* Request *
Will you write out the data exactly, excluding every picture?

* Dataset content *

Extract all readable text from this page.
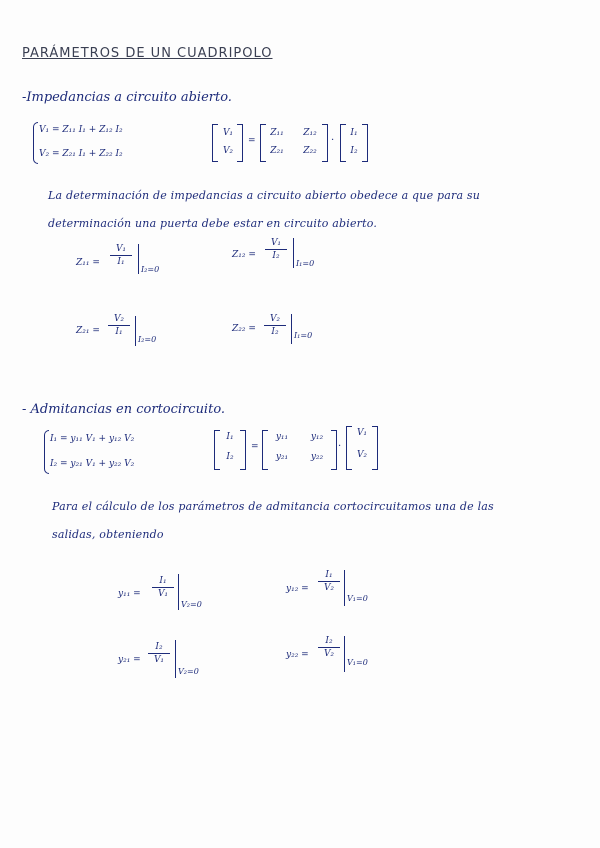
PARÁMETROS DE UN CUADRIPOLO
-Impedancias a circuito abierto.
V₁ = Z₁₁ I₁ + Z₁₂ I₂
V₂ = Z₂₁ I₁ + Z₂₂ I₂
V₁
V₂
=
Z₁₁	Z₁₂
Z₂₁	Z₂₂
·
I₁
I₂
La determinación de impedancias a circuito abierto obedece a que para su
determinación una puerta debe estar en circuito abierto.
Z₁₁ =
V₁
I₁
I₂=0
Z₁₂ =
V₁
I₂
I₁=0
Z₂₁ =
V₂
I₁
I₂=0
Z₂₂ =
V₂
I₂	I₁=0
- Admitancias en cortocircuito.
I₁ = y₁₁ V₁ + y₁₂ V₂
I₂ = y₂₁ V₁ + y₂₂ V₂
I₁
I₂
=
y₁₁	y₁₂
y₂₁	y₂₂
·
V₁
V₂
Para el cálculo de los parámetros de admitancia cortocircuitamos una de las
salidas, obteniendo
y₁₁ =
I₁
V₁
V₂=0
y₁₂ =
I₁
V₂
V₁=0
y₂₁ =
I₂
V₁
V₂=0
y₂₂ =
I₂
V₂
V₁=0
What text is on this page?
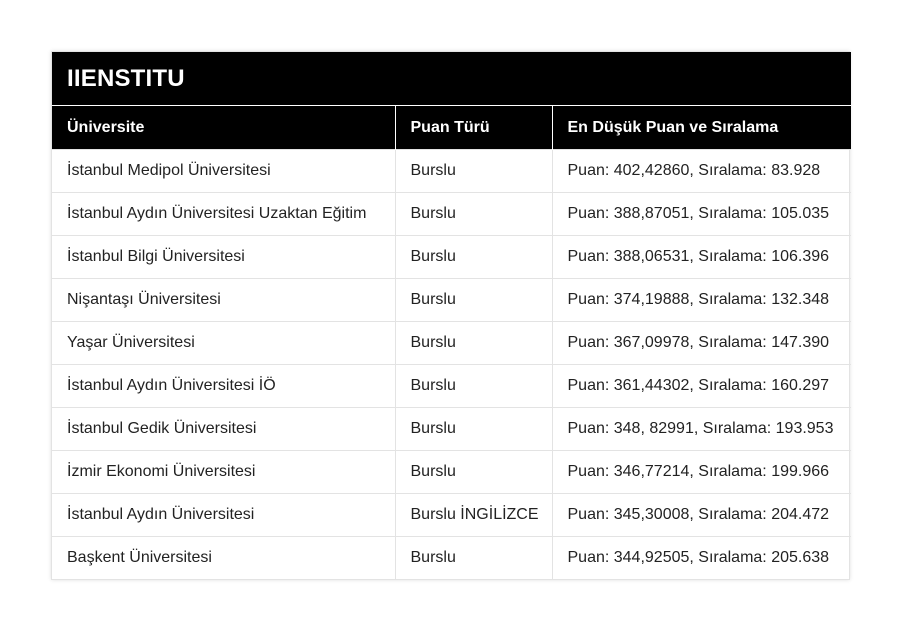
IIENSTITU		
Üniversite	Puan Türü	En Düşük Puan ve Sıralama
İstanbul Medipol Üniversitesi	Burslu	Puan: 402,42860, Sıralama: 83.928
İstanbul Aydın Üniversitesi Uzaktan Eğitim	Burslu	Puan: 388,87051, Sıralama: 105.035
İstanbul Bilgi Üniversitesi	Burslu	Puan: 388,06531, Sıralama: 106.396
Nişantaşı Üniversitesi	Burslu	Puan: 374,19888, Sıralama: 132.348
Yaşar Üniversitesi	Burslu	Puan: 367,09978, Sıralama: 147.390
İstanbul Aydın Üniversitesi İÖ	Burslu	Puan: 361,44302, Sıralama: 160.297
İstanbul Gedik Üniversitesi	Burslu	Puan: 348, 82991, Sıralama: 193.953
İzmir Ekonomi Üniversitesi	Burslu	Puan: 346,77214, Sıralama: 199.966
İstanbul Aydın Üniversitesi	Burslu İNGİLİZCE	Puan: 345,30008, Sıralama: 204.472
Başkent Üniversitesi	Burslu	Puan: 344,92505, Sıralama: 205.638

* Completed exercise *
Extract all readable text from this page.
PARÁMETROS DE UN CUADRIPOLO
-Impedancias a circuito abierto.
V₁ = Z₁₁ I₁ + Z₁₂ I₂
V₂ = Z₂₁ I₁ + Z₂₂ I₂
V₁
V₂
=
Z₁₁	Z₁₂
Z₂₁	Z₂₂
·
I₁
I₂
La determinación de impedancias a circuito abierto obedece a que para su
determinación una puerta debe estar en circuito abierto.
Z₁₁ =
V₁
I₁
I₂=0
Z₁₂ =
V₁
I₂
I₁=0
Z₂₁ =
V₂
I₁
I₂=0
Z₂₂ =
V₂
I₂	I₁=0
- Admitancias en cortocircuito.
I₁ = y₁₁ V₁ + y₁₂ V₂
I₂ = y₂₁ V₁ + y₂₂ V₂
I₁
I₂
=
y₁₁	y₁₂
y₂₁	y₂₂
·
V₁
V₂
Para el cálculo de los parámetros de admitancia cortocircuitamos una de las
salidas, obteniendo
y₁₁ =
I₁
V₁
V₂=0
y₁₂ =
I₁
V₂
V₁=0
y₂₁ =
I₂
V₁
V₂=0
y₂₂ =
I₂
V₂
V₁=0
What text is on this page?
IIENSTITU		
Üniversite	Puan Türü	En Düşük Puan ve Sıralama
İstanbul Medipol Üniversitesi	Burslu	Puan: 402,42860, Sıralama: 83.928
İstanbul Aydın Üniversitesi Uzaktan Eğitim	Burslu	Puan: 388,87051, Sıralama: 105.035
İstanbul Bilgi Üniversitesi	Burslu	Puan: 388,06531, Sıralama: 106.396
Nişantaşı Üniversitesi	Burslu	Puan: 374,19888, Sıralama: 132.348
Yaşar Üniversitesi	Burslu	Puan: 367,09978, Sıralama: 147.390
İstanbul Aydın Üniversitesi İÖ	Burslu	Puan: 361,44302, Sıralama: 160.297
İstanbul Gedik Üniversitesi	Burslu	Puan: 348, 82991, Sıralama: 193.953
İzmir Ekonomi Üniversitesi	Burslu	Puan: 346,77214, Sıralama: 199.966
İstanbul Aydın Üniversitesi	Burslu İNGİLİZCE	Puan: 345,30008, Sıralama: 204.472
Başkent Üniversitesi	Burslu	Puan: 344,92505, Sıralama: 205.638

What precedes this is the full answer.